§ **Stored records**
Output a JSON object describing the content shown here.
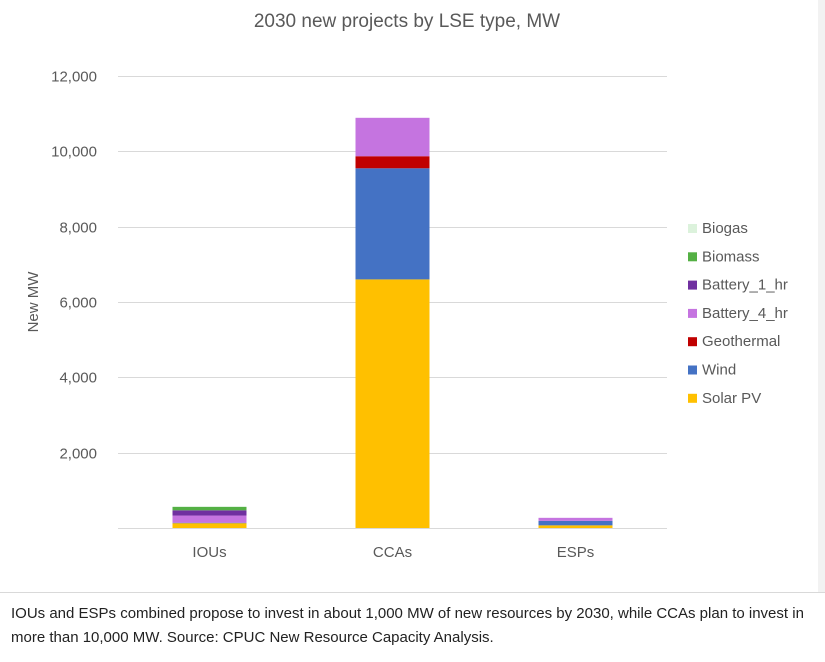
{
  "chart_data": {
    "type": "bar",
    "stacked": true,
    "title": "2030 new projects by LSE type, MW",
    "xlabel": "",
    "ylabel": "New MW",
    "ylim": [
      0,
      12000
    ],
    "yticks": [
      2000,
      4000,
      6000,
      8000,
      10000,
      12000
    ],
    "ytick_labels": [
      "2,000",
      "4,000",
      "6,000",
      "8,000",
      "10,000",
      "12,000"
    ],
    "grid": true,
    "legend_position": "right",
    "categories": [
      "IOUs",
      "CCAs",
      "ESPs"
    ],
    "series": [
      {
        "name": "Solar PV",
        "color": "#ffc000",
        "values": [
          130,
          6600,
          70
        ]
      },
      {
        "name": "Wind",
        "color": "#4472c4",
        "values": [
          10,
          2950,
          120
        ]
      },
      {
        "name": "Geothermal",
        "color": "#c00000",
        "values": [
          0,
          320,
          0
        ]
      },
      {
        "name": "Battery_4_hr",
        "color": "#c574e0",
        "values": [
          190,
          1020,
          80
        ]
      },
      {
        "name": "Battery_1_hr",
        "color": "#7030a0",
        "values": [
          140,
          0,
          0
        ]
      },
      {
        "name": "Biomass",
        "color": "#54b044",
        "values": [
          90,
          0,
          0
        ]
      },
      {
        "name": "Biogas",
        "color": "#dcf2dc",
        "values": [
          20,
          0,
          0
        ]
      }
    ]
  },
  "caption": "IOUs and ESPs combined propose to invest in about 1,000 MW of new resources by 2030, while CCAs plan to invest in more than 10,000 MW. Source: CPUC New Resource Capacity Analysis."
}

§ **What to work on**
Give every line back word for word and leave the pictures out.

§ **Output of the task**
Output a JSON object describing the content shown here.
{
  "chart_data": {
    "type": "bar",
    "stacked": true,
    "title": "2030 new projects by LSE type, MW",
    "xlabel": "",
    "ylabel": "New MW",
    "ylim": [
      0,
      12000
    ],
    "yticks": [
      2000,
      4000,
      6000,
      8000,
      10000,
      12000
    ],
    "ytick_labels": [
      "2,000",
      "4,000",
      "6,000",
      "8,000",
      "10,000",
      "12,000"
    ],
    "grid": true,
    "legend_position": "right",
    "categories": [
      "IOUs",
      "CCAs",
      "ESPs"
    ],
    "series": [
      {
        "name": "Solar PV",
        "color": "#ffc000",
        "values": [
          130,
          6600,
          70
        ]
      },
      {
        "name": "Wind",
        "color": "#4472c4",
        "values": [
          10,
          2950,
          120
        ]
      },
      {
        "name": "Geothermal",
        "color": "#c00000",
        "values": [
          0,
          320,
          0
        ]
      },
      {
        "name": "Battery_4_hr",
        "color": "#c574e0",
        "values": [
          190,
          1020,
          80
        ]
      },
      {
        "name": "Battery_1_hr",
        "color": "#7030a0",
        "values": [
          140,
          0,
          0
        ]
      },
      {
        "name": "Biomass",
        "color": "#54b044",
        "values": [
          90,
          0,
          0
        ]
      },
      {
        "name": "Biogas",
        "color": "#dcf2dc",
        "values": [
          20,
          0,
          0
        ]
      }
    ]
  },
  "caption": "IOUs and ESPs combined propose to invest in about 1,000 MW of new resources by 2030, while CCAs plan to invest in more than 10,000 MW. Source: CPUC New Resource Capacity Analysis."
}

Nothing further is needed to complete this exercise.